Problem statement: Reproduce the entries word for word, and omit any picture you find in them.

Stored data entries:
= = = = = = =

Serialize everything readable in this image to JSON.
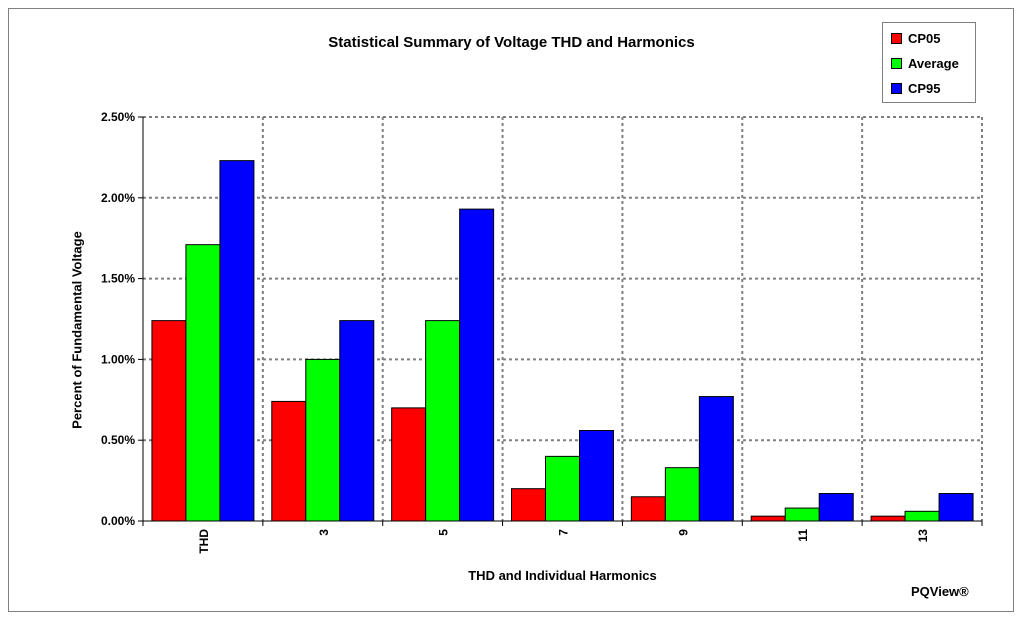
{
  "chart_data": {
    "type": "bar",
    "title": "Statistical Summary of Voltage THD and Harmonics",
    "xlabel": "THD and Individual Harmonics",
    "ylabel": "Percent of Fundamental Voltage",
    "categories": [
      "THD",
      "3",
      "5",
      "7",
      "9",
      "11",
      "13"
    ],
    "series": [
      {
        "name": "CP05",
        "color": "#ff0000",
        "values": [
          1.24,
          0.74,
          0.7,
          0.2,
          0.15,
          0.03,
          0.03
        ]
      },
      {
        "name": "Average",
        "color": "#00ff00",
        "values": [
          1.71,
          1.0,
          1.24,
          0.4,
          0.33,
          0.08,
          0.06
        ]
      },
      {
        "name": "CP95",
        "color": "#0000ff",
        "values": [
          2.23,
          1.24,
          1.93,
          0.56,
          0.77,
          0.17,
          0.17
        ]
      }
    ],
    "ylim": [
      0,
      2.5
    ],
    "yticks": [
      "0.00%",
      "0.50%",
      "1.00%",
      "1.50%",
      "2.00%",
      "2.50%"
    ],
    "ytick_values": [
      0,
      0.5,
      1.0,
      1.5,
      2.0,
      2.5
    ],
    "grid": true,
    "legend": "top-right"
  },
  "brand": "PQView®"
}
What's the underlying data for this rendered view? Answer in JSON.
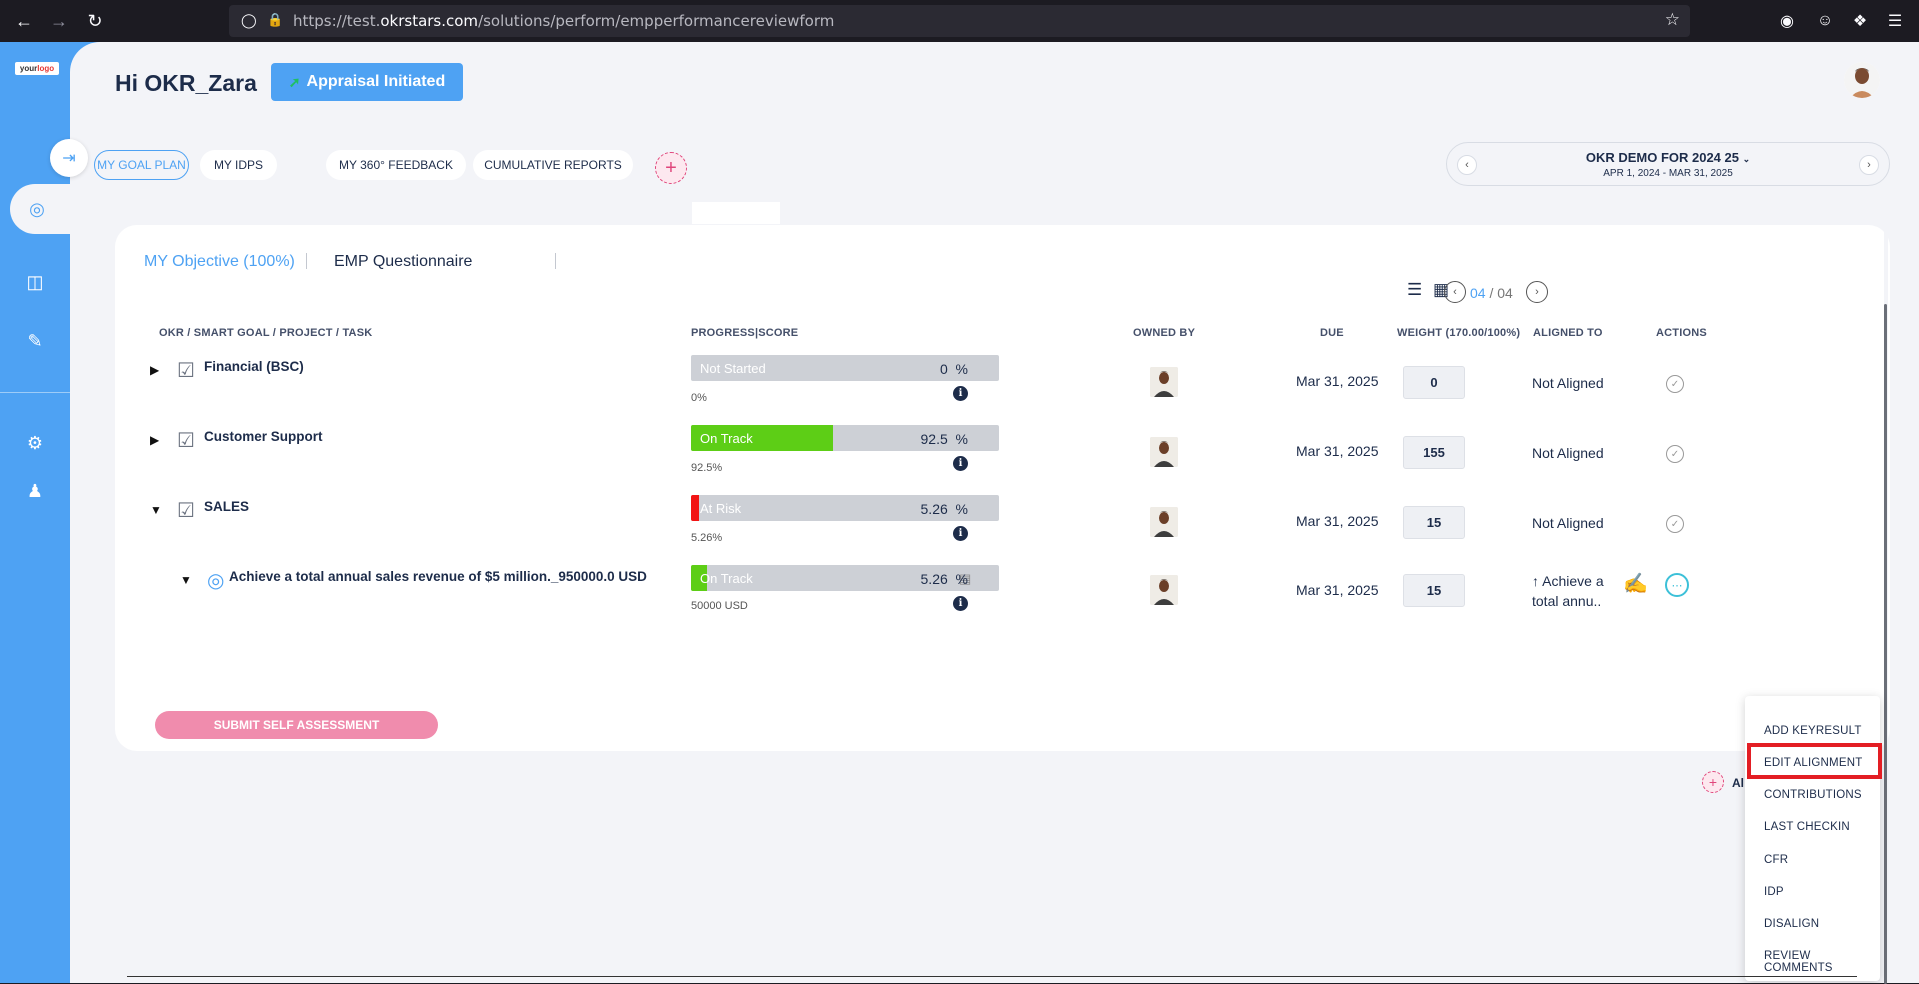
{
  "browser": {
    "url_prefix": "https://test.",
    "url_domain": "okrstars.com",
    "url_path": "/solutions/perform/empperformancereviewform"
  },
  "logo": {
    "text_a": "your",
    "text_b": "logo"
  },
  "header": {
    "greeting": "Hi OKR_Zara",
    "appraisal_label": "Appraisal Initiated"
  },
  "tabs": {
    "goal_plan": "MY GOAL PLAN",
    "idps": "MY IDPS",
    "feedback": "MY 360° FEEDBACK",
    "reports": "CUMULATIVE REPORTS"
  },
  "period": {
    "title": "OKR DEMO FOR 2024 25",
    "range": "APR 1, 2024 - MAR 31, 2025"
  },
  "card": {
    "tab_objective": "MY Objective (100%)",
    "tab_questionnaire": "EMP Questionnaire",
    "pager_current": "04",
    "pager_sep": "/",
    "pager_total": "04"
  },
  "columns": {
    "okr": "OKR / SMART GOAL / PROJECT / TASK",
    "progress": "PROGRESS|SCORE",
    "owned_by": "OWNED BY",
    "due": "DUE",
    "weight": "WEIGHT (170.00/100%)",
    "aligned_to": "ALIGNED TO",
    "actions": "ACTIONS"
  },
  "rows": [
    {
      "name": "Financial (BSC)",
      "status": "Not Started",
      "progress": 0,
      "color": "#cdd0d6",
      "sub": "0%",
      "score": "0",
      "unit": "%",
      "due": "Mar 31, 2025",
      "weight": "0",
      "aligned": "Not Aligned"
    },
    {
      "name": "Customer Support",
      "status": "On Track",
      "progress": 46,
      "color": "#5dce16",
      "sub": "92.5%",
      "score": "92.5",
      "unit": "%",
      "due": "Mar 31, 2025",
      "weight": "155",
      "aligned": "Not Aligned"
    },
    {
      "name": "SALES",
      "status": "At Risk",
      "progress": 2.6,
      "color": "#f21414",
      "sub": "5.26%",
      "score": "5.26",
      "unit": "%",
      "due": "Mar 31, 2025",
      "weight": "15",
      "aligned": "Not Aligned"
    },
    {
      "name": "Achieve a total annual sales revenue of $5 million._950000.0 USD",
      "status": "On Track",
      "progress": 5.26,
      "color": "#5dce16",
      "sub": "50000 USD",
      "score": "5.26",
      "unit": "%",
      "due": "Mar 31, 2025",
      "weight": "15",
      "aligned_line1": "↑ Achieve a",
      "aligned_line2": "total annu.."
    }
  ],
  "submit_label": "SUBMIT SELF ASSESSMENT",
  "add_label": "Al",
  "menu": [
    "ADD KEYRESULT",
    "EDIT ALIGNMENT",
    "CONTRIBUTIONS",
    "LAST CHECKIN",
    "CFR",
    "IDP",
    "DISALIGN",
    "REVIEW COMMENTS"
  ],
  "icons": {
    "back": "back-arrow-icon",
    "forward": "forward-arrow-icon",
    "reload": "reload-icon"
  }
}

= = = = = = =

Task solution:
Serialize everything readable in this image to JSON.
{
  "chart_data": {
    "type": "bar",
    "title": "Statistical Summary of Voltage THD and Harmonics",
    "xlabel": "THD and Individual Harmonics",
    "ylabel": "Percent of Fundamental Voltage",
    "categories": [
      "THD",
      "3",
      "5",
      "7",
      "9",
      "11",
      "13"
    ],
    "series": [
      {
        "name": "CP05",
        "color": "#ff0000",
        "values": [
          1.24,
          0.74,
          0.7,
          0.2,
          0.15,
          0.03,
          0.03
        ]
      },
      {
        "name": "Average",
        "color": "#00ff00",
        "values": [
          1.71,
          1.0,
          1.24,
          0.4,
          0.33,
          0.08,
          0.06
        ]
      },
      {
        "name": "CP95",
        "color": "#0000ff",
        "values": [
          2.23,
          1.24,
          1.93,
          0.56,
          0.77,
          0.17,
          0.17
        ]
      }
    ],
    "ylim": [
      0,
      2.5
    ],
    "yticks": [
      "0.00%",
      "0.50%",
      "1.00%",
      "1.50%",
      "2.00%",
      "2.50%"
    ],
    "ytick_values": [
      0,
      0.5,
      1.0,
      1.5,
      2.0,
      2.5
    ],
    "grid": true,
    "legend": "top-right"
  },
  "brand": "PQView®"
}
What's the underlying data for this rendered view? Answer in JSON.
{
  "browser": {
    "url_prefix": "https://test.",
    "url_domain": "okrstars.com",
    "url_path": "/solutions/perform/empperformancereviewform"
  },
  "logo": {
    "text_a": "your",
    "text_b": "logo"
  },
  "header": {
    "greeting": "Hi OKR_Zara",
    "appraisal_label": "Appraisal Initiated"
  },
  "tabs": {
    "goal_plan": "MY GOAL PLAN",
    "idps": "MY IDPS",
    "feedback": "MY 360° FEEDBACK",
    "reports": "CUMULATIVE REPORTS"
  },
  "period": {
    "title": "OKR DEMO FOR 2024 25",
    "range": "APR 1, 2024 - MAR 31, 2025"
  },
  "card": {
    "tab_objective": "MY Objective (100%)",
    "tab_questionnaire": "EMP Questionnaire",
    "pager_current": "04",
    "pager_sep": "/",
    "pager_total": "04"
  },
  "columns": {
    "okr": "OKR / SMART GOAL / PROJECT / TASK",
    "progress": "PROGRESS|SCORE",
    "owned_by": "OWNED BY",
    "due": "DUE",
    "weight": "WEIGHT (170.00/100%)",
    "aligned_to": "ALIGNED TO",
    "actions": "ACTIONS"
  },
  "rows": [
    {
      "name": "Financial (BSC)",
      "status": "Not Started",
      "progress": 0,
      "color": "#cdd0d6",
      "sub": "0%",
      "score": "0",
      "unit": "%",
      "due": "Mar 31, 2025",
      "weight": "0",
      "aligned": "Not Aligned"
    },
    {
      "name": "Customer Support",
      "status": "On Track",
      "progress": 46,
      "color": "#5dce16",
      "sub": "92.5%",
      "score": "92.5",
      "unit": "%",
      "due": "Mar 31, 2025",
      "weight": "155",
      "aligned": "Not Aligned"
    },
    {
      "name": "SALES",
      "status": "At Risk",
      "progress": 2.6,
      "color": "#f21414",
      "sub": "5.26%",
      "score": "5.26",
      "unit": "%",
      "due": "Mar 31, 2025",
      "weight": "15",
      "aligned": "Not Aligned"
    },
    {
      "name": "Achieve a total annual sales revenue of $5 million._950000.0 USD",
      "status": "On Track",
      "progress": 5.26,
      "color": "#5dce16",
      "sub": "50000 USD",
      "score": "5.26",
      "unit": "%",
      "due": "Mar 31, 2025",
      "weight": "15",
      "aligned_line1": "↑ Achieve a",
      "aligned_line2": "total annu.."
    }
  ],
  "submit_label": "SUBMIT SELF ASSESSMENT",
  "add_label": "Al",
  "menu": [
    "ADD KEYRESULT",
    "EDIT ALIGNMENT",
    "CONTRIBUTIONS",
    "LAST CHECKIN",
    "CFR",
    "IDP",
    "DISALIGN",
    "REVIEW COMMENTS"
  ],
  "icons": {
    "back": "back-arrow-icon",
    "forward": "forward-arrow-icon",
    "reload": "reload-icon"
  }
}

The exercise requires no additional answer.